# Prompt:
Determine how many lines of the material hold the string "товару" and reply with only that number.

# Provided records start

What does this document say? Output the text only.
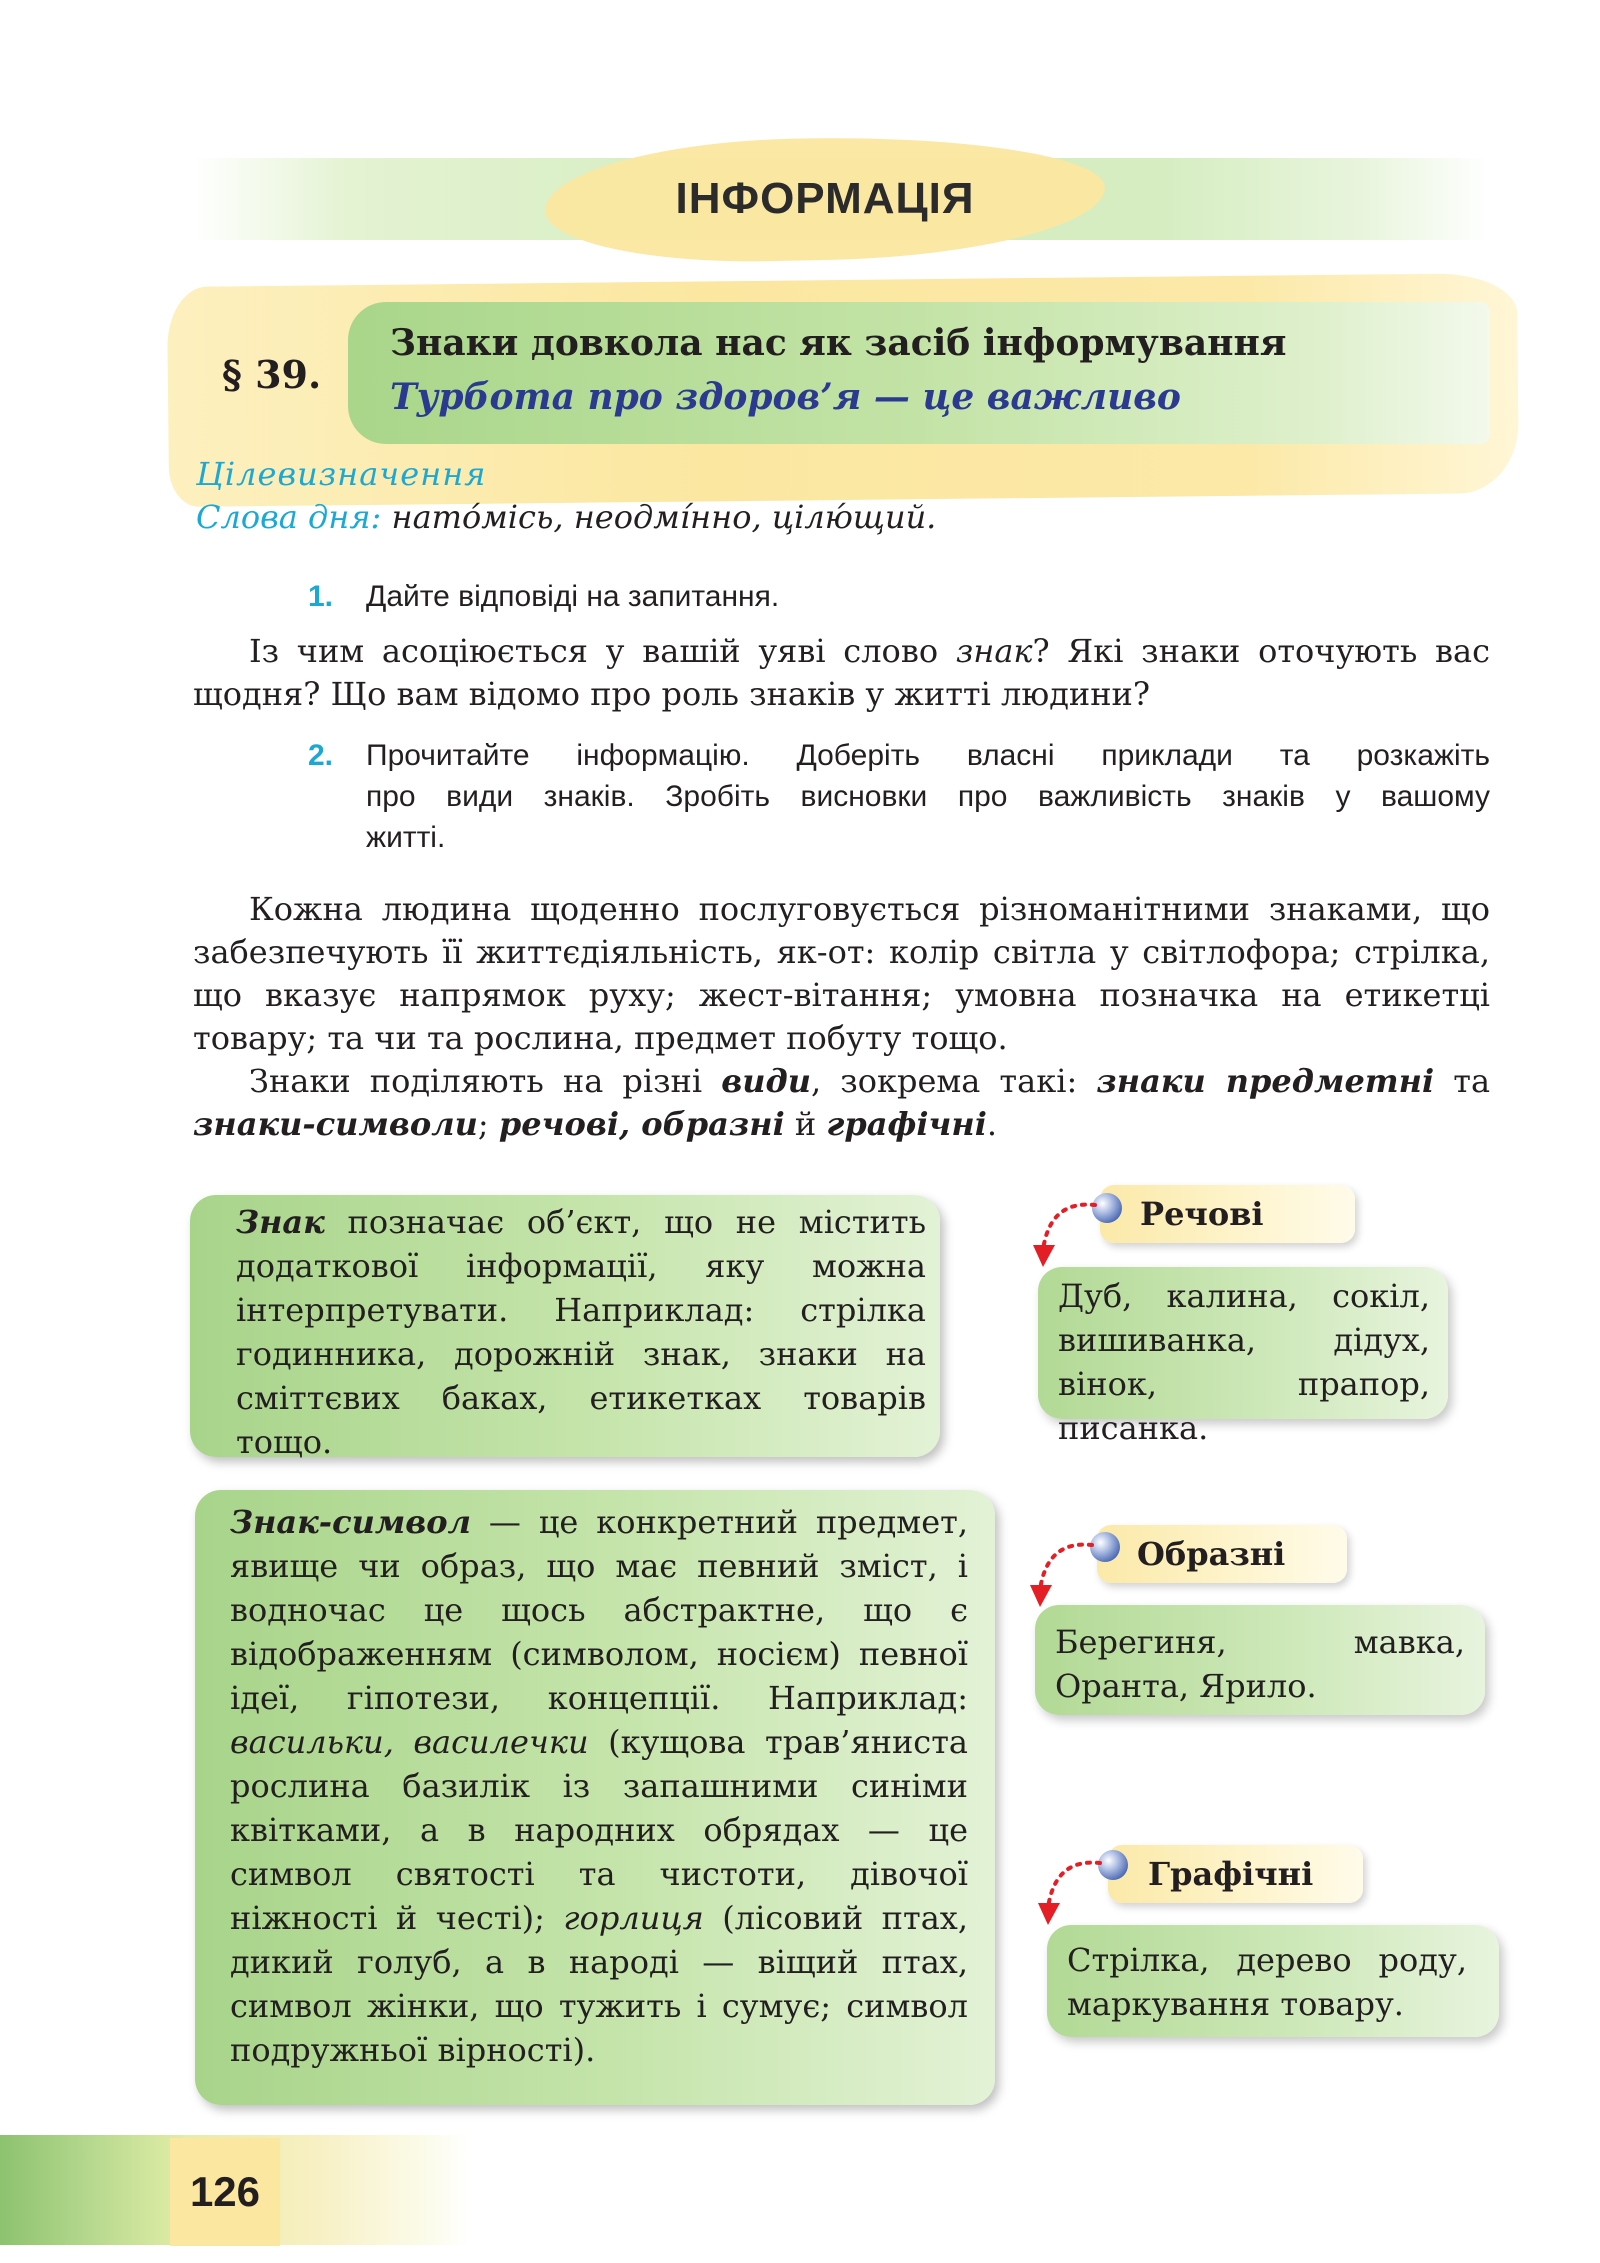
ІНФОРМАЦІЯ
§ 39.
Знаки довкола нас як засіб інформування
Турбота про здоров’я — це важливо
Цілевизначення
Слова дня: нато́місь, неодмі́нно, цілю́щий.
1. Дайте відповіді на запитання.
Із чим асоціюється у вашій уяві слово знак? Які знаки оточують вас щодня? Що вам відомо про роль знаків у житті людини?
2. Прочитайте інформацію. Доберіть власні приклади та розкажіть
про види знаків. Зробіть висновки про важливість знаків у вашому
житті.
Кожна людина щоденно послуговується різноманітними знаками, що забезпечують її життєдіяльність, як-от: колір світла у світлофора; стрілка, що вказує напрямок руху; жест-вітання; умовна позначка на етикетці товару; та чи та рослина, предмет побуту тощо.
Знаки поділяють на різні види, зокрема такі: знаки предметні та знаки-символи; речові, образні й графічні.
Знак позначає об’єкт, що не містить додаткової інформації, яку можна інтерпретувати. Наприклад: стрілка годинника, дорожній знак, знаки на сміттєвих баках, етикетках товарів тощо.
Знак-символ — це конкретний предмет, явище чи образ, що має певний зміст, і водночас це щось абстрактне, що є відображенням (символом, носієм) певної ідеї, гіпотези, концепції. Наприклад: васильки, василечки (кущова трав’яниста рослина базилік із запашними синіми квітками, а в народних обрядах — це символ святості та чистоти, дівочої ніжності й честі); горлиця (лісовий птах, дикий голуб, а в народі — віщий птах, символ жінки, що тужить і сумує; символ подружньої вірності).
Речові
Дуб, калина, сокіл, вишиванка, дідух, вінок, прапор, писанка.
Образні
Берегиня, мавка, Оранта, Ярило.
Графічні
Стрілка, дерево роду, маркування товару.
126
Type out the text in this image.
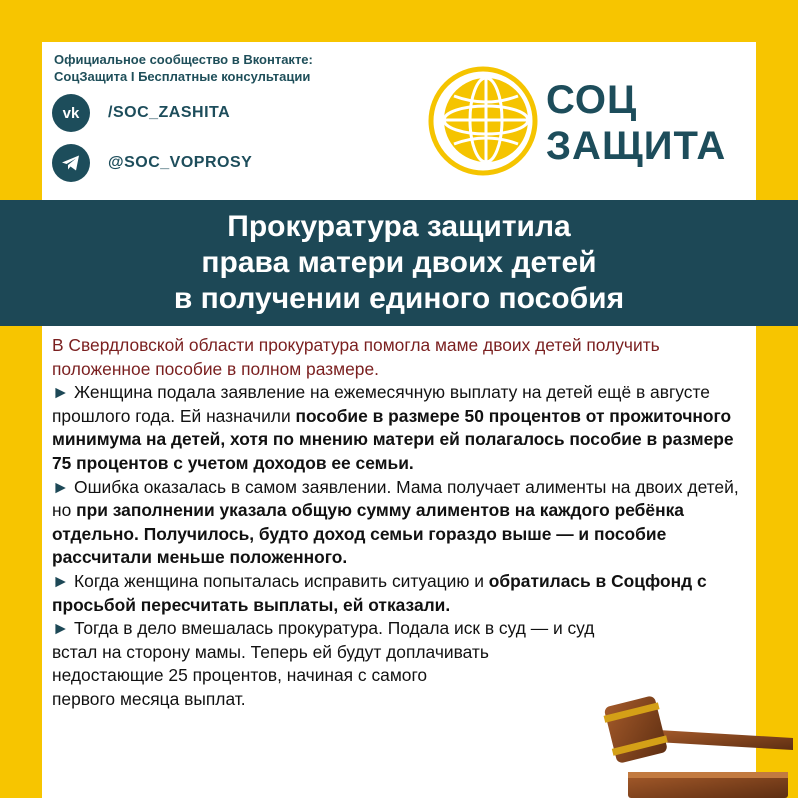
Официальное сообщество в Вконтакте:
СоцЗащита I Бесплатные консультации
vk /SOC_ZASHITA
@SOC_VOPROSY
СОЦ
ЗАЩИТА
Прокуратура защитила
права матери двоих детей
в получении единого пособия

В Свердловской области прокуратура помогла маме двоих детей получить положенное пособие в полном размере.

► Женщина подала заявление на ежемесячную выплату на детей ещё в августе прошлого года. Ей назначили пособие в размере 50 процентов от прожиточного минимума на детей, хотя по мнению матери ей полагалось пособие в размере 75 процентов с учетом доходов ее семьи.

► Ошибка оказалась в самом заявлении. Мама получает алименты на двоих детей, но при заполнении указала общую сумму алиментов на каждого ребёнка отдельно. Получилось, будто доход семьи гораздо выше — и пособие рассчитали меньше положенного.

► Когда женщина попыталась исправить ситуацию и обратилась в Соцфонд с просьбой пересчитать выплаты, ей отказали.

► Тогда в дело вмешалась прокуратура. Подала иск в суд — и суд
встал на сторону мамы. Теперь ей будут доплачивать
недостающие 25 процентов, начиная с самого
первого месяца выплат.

# Provided records end

# Response:
2